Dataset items

(begin)

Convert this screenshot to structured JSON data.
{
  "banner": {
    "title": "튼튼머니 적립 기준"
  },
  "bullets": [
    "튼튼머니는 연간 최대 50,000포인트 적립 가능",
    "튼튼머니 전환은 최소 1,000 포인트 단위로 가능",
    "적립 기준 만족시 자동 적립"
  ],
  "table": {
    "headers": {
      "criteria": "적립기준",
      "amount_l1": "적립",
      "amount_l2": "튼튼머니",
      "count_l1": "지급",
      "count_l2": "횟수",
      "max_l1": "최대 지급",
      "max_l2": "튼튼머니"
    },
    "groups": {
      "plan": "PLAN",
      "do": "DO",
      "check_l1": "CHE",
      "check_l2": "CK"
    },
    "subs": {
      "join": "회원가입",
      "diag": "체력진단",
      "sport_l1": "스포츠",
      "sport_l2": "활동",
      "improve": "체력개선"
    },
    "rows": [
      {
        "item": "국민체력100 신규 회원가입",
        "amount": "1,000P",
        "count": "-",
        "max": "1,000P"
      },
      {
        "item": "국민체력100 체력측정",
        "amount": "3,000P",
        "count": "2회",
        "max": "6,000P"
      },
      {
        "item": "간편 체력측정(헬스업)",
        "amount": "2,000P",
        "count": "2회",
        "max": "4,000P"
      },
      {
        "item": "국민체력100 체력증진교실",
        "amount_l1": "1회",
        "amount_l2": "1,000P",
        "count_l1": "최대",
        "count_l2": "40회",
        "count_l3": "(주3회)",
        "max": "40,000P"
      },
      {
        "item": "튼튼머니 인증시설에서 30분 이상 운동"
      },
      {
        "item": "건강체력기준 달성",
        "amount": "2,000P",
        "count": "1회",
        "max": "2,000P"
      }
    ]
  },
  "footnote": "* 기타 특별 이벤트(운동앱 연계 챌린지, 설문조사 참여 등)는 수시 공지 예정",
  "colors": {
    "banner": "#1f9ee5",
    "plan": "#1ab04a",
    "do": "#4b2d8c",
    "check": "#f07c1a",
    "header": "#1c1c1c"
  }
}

(end)

- _REQUIRED WORK_
Each record above should be returned exactly as it appears.

- _ANSWER FOR THIS EXERCISE_
Convert this screenshot to structured JSON data.
{
  "banner": {
    "title": "튼튼머니 적립 기준"
  },
  "bullets": [
    "튼튼머니는 연간 최대 50,000포인트 적립 가능",
    "튼튼머니 전환은 최소 1,000 포인트 단위로 가능",
    "적립 기준 만족시 자동 적립"
  ],
  "table": {
    "headers": {
      "criteria": "적립기준",
      "amount_l1": "적립",
      "amount_l2": "튼튼머니",
      "count_l1": "지급",
      "count_l2": "횟수",
      "max_l1": "최대 지급",
      "max_l2": "튼튼머니"
    },
    "groups": {
      "plan": "PLAN",
      "do": "DO",
      "check_l1": "CHE",
      "check_l2": "CK"
    },
    "subs": {
      "join": "회원가입",
      "diag": "체력진단",
      "sport_l1": "스포츠",
      "sport_l2": "활동",
      "improve": "체력개선"
    },
    "rows": [
      {
        "item": "국민체력100 신규 회원가입",
        "amount": "1,000P",
        "count": "-",
        "max": "1,000P"
      },
      {
        "item": "국민체력100 체력측정",
        "amount": "3,000P",
        "count": "2회",
        "max": "6,000P"
      },
      {
        "item": "간편 체력측정(헬스업)",
        "amount": "2,000P",
        "count": "2회",
        "max": "4,000P"
      },
      {
        "item": "국민체력100 체력증진교실",
        "amount_l1": "1회",
        "amount_l2": "1,000P",
        "count_l1": "최대",
        "count_l2": "40회",
        "count_l3": "(주3회)",
        "max": "40,000P"
      },
      {
        "item": "튼튼머니 인증시설에서 30분 이상 운동"
      },
      {
        "item": "건강체력기준 달성",
        "amount": "2,000P",
        "count": "1회",
        "max": "2,000P"
      }
    ]
  },
  "footnote": "* 기타 특별 이벤트(운동앱 연계 챌린지, 설문조사 참여 등)는 수시 공지 예정",
  "colors": {
    "banner": "#1f9ee5",
    "plan": "#1ab04a",
    "do": "#4b2d8c",
    "check": "#f07c1a",
    "header": "#1c1c1c"
  }
}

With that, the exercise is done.